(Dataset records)
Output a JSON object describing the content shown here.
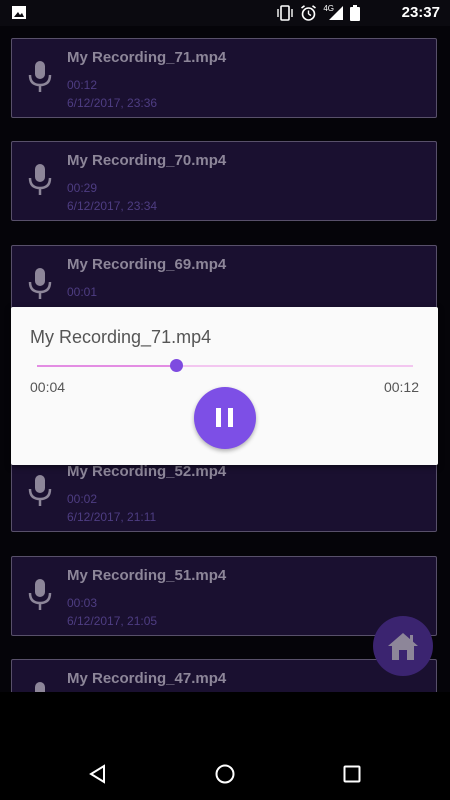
{
  "status_bar": {
    "time": "23:37",
    "network": "4G",
    "icons": [
      "gallery-icon",
      "vibrate-icon",
      "alarm-icon",
      "signal-icon",
      "battery-icon"
    ]
  },
  "recordings": [
    {
      "name": "My Recording_71.mp4",
      "duration": "00:12",
      "date": "6/12/2017, 23:36"
    },
    {
      "name": "My Recording_70.mp4",
      "duration": "00:29",
      "date": "6/12/2017, 23:34"
    },
    {
      "name": "My Recording_69.mp4",
      "duration": "00:01",
      "date": ""
    },
    {
      "name": "My Recording_52.mp4",
      "duration": "00:02",
      "date": "6/12/2017, 21:11"
    },
    {
      "name": "My Recording_51.mp4",
      "duration": "00:03",
      "date": "6/12/2017, 21:05"
    },
    {
      "name": "My Recording_47.mp4",
      "duration": "",
      "date": ""
    }
  ],
  "player": {
    "title": "My Recording_71.mp4",
    "current_time": "00:04",
    "total_time": "00:12",
    "progress": 0.37,
    "state_icon": "pause-icon"
  },
  "fab": {
    "icon": "home-icon"
  },
  "nav": {
    "icons": [
      "back-icon",
      "home-circle-icon",
      "recents-icon"
    ]
  },
  "colors": {
    "card_bg": "#1a1030",
    "accent": "#7d4fe6",
    "fab": "#3b2470",
    "track": "#e38de3"
  }
}
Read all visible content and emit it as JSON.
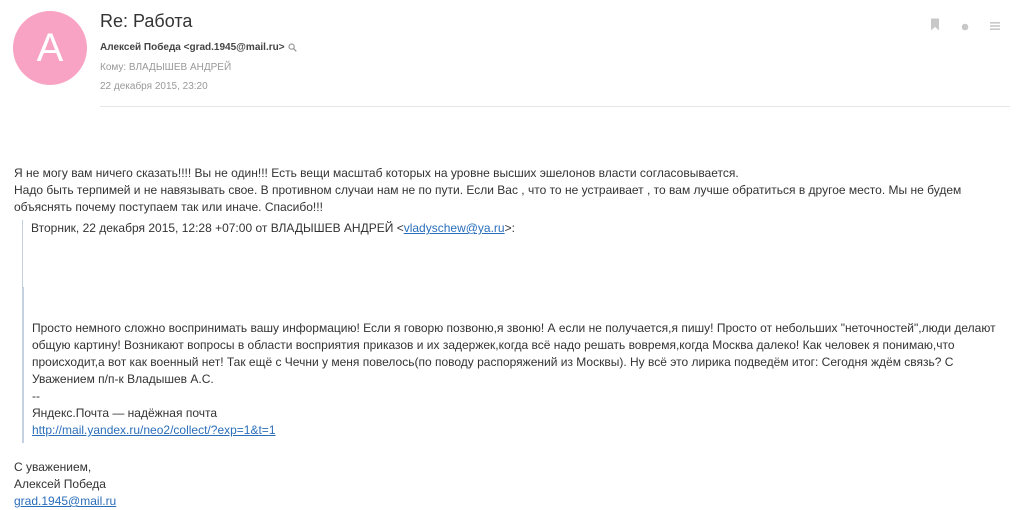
{
  "avatar": {
    "letter": "A",
    "color": "#f8a3c3"
  },
  "header": {
    "subject": "Re: Работа",
    "sender": "Алексей Победа <grad.1945@mail.ru>",
    "recipient": "Кому: ВЛАДЫШЕВ АНДРЕЙ",
    "date": "22 декабря 2015, 23:20"
  },
  "icons": {
    "sender_search": "search-icon",
    "bookmark": "bookmark-icon",
    "status_dot": "dot-icon",
    "menu": "menu-icon"
  },
  "message": {
    "line1": "Я не могу вам ничего сказать!!!! Вы не один!!! Есть вещи масштаб которых  на уровне высших эшелонов власти согласовывается.",
    "line2": "Надо быть терпимей и не навязывать свое. В противном случаи нам не по пути. Если Вас , что то не устраивает , то вам лучше обратиться в другое место. Мы не будем объяснять почему поступаем так или иначе. Спасибо!!!"
  },
  "quote": {
    "header_prefix": "Вторник, 22 декабря 2015, 12:28 +07:00 от ВЛАДЫШЕВ АНДРЕЙ <",
    "header_email": "vladyschew@ya.ru",
    "header_suffix": ">:",
    "body": "Просто немного сложно воспринимать вашу информацию! Если я говорю позвоню,я звоню! А если не получается,я пишу! Просто от небольших \"неточностей\",люди делают общую картину! Возникают вопросы в области восприятия приказов и их задержек,когда всё надо решать вовремя,когда Москва далеко! Как человек я понимаю,что происходит,а вот как военный нет! Так ещё с Чечни у меня повелось(по поводу распоряжений из Москвы). Ну всё это лирика подведём итог: Сегодня ждём связь? С Уважением п/п-к Владышев А.С.",
    "sig_separator": "--",
    "sig_text": "Яндекс.Почта — надёжная почта",
    "sig_link": "http://mail.yandex.ru/neo2/collect/?exp=1&t=1"
  },
  "signature": {
    "greeting": "С уважением,",
    "name": "Алексей Победа",
    "email": "grad.1945@mail.ru"
  },
  "colors": {
    "link": "#2a6ebb",
    "quote_border": "#c4cfe0",
    "muted": "#999999"
  }
}
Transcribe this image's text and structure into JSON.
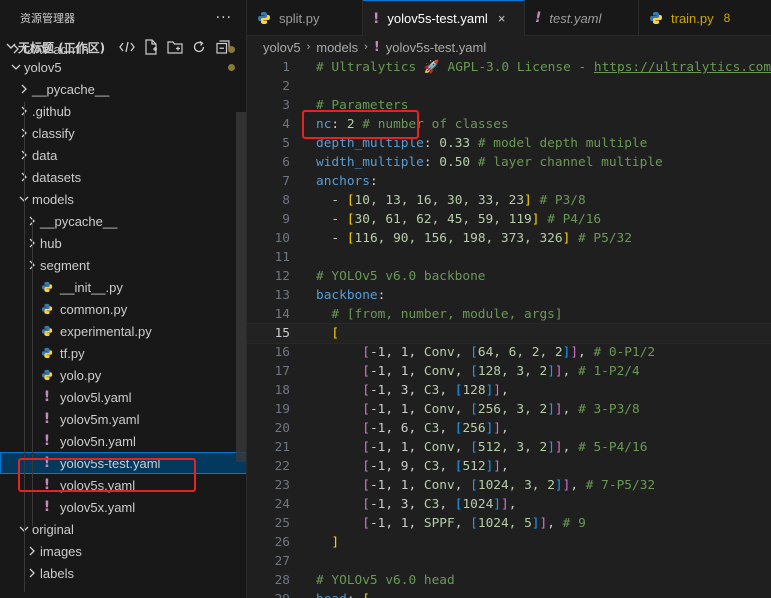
{
  "sidebar": {
    "title": "资源管理器",
    "more": "···",
    "workspace": "无标题 (工作区)",
    "items": [
      {
        "label": "UAV-admin",
        "type": "folder"
      },
      {
        "label": "yolov5",
        "type": "folder-open"
      },
      {
        "label": "__pycache__",
        "type": "folder"
      },
      {
        "label": ".github",
        "type": "folder"
      },
      {
        "label": "classify",
        "type": "folder"
      },
      {
        "label": "data",
        "type": "folder"
      },
      {
        "label": "datasets",
        "type": "folder"
      },
      {
        "label": "models",
        "type": "folder-open"
      },
      {
        "label": "__pycache__",
        "type": "folder"
      },
      {
        "label": "hub",
        "type": "folder"
      },
      {
        "label": "segment",
        "type": "folder"
      },
      {
        "label": "__init__.py",
        "type": "python"
      },
      {
        "label": "common.py",
        "type": "python"
      },
      {
        "label": "experimental.py",
        "type": "python"
      },
      {
        "label": "tf.py",
        "type": "python"
      },
      {
        "label": "yolo.py",
        "type": "python"
      },
      {
        "label": "yolov5l.yaml",
        "type": "yaml"
      },
      {
        "label": "yolov5m.yaml",
        "type": "yaml"
      },
      {
        "label": "yolov5n.yaml",
        "type": "yaml"
      },
      {
        "label": "yolov5s-test.yaml",
        "type": "yaml"
      },
      {
        "label": "yolov5s.yaml",
        "type": "yaml"
      },
      {
        "label": "yolov5x.yaml",
        "type": "yaml"
      },
      {
        "label": "original",
        "type": "folder-open"
      },
      {
        "label": "images",
        "type": "folder"
      },
      {
        "label": "labels",
        "type": "folder"
      }
    ]
  },
  "tabs": [
    {
      "label": "split.py",
      "icon": "python-icon"
    },
    {
      "label": "yolov5s-test.yaml",
      "icon": "yaml-icon",
      "close": "×"
    },
    {
      "label": "test.yaml",
      "icon": "yaml-icon"
    },
    {
      "label": "train.py",
      "icon": "python-icon",
      "badge": "8"
    }
  ],
  "breadcrumb": [
    "yolov5",
    "models",
    "yolov5s-test.yaml"
  ],
  "editor": {
    "current_line": "15",
    "lines": [
      {
        "n": "1"
      },
      {
        "n": "2"
      },
      {
        "n": "3"
      },
      {
        "n": "4"
      },
      {
        "n": "5"
      },
      {
        "n": "6"
      },
      {
        "n": "7"
      },
      {
        "n": "8"
      },
      {
        "n": "9"
      },
      {
        "n": "10"
      },
      {
        "n": "11"
      },
      {
        "n": "12"
      },
      {
        "n": "13"
      },
      {
        "n": "14"
      },
      {
        "n": "15"
      },
      {
        "n": "16"
      },
      {
        "n": "17"
      },
      {
        "n": "18"
      },
      {
        "n": "19"
      },
      {
        "n": "20"
      },
      {
        "n": "21"
      },
      {
        "n": "22"
      },
      {
        "n": "23"
      },
      {
        "n": "24"
      },
      {
        "n": "25"
      },
      {
        "n": "26"
      },
      {
        "n": "27"
      },
      {
        "n": "28"
      },
      {
        "n": "29"
      }
    ],
    "text": {
      "l1": "# Ultralytics 🚀 AGPL-3.0 License - ",
      "l1url": "https://ultralytics.com",
      "l3": "# Parameters",
      "l4k": "nc",
      "l4v": "2",
      "l4c": "# number of classes",
      "l5k": "depth_multiple",
      "l5v": "0.33",
      "l5c": "# model depth multiple",
      "l6k": "width_multiple",
      "l6v": "0.50",
      "l6c": "# layer channel multiple",
      "l7k": "anchors",
      "l8v": "10, 13, 16, 30, 33, 23",
      "l8c": "# P3/8",
      "l9v": "30, 61, 62, 45, 59, 119",
      "l9c": "# P4/16",
      "l10v": "116, 90, 156, 198, 373, 326",
      "l10c": "# P5/32",
      "l12": "# YOLOv5 v6.0 backbone",
      "l13k": "backbone",
      "l14": "# [from, number, module, args]",
      "l16m": "Conv",
      "l16a": "64, 6, 2, 2",
      "l16c": "# 0-P1/2",
      "l17m": "Conv",
      "l17a": "128, 3, 2",
      "l17c": "# 1-P2/4",
      "l18m": "C3",
      "l18a": "128",
      "l19m": "Conv",
      "l19a": "256, 3, 2",
      "l19c": "# 3-P3/8",
      "l20m": "C3",
      "l20a": "256",
      "l21m": "Conv",
      "l21a": "512, 3, 2",
      "l21c": "# 5-P4/16",
      "l22m": "C3",
      "l22a": "512",
      "l23m": "Conv",
      "l23a": "1024, 3, 2",
      "l23c": "# 7-P5/32",
      "l24m": "C3",
      "l24a": "1024",
      "l25m": "SPPF",
      "l25a": "1024, 5",
      "l25c": "# 9",
      "l28": "# YOLOv5 v6.0 head",
      "l29k": "head"
    }
  },
  "colors": {
    "accent": "#0078d4",
    "annotation": "#e8221e",
    "yaml_icon": "#c586c0",
    "python_icon": "#4b8bbe"
  }
}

* **Exercise task**: Pull out each line holding the string "АНДРЕЙ".

* **Full solution**:
    "recipient": "Кому: ВЛАДЫШЕВ АНДРЕЙ",
    "header_prefix": "Вторник, 22 декабря 2015, 12:28 +07:00 от ВЛАДЫШЕВ АНДРЕЙ <",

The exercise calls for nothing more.